* [Work to do]: From the review of Dead Boys in Space below, write out the passage word for word, starting with "Thank you so" and going on through "Gregory wrote it.".

* [Text excerpt]:
========================

Thank you so much to the author for the gifted copy! This book was published in the US by YesYes Books on May 19, 2026.
I wasn’t entirely sure what to expect going into Dead Boys in Space. Speculative poetry isn’t a form I’ve spent much time with, and I didn’t know how a collection could hold together something as expansive and devastating as the AIDS epidemic. I finished this book completely wrecked and deeply grateful that Sara Youngblood Gregory wrote it.
Dead Boys in Space is a speculative poetry collection that mourns queer lives lost to AIDS by imagining alternate futures. Told through the perspective of a sister grieving a brother she never truly knew, the collection moves between memory, archival absence, science fiction, family history, chronic illness, queerness, and rage. The opening line, “The only thing you need to know about him is that he’s not here,” establishes the emotional logic of the collection: absence is never empty. It leaves shapes behind.

========================

* [Dataset excerpt]:
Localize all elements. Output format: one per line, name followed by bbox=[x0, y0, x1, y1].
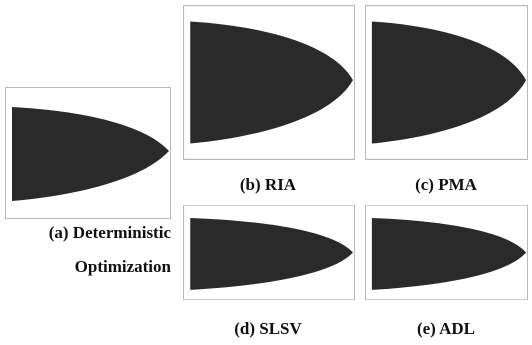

========================

* [Solution for this problem]:
Thank you so much to the author for the gifted copy! This book was published in the US by YesYes Books on May 19, 2026.
I wasn’t entirely sure what to expect going into Dead Boys in Space. Speculative poetry isn’t a form I’ve spent much time with, and I didn’t know how a collection could hold together something as expansive and devastating as the AIDS epidemic. I finished this book completely wrecked and deeply grateful that Sara Youngblood Gregory wrote it.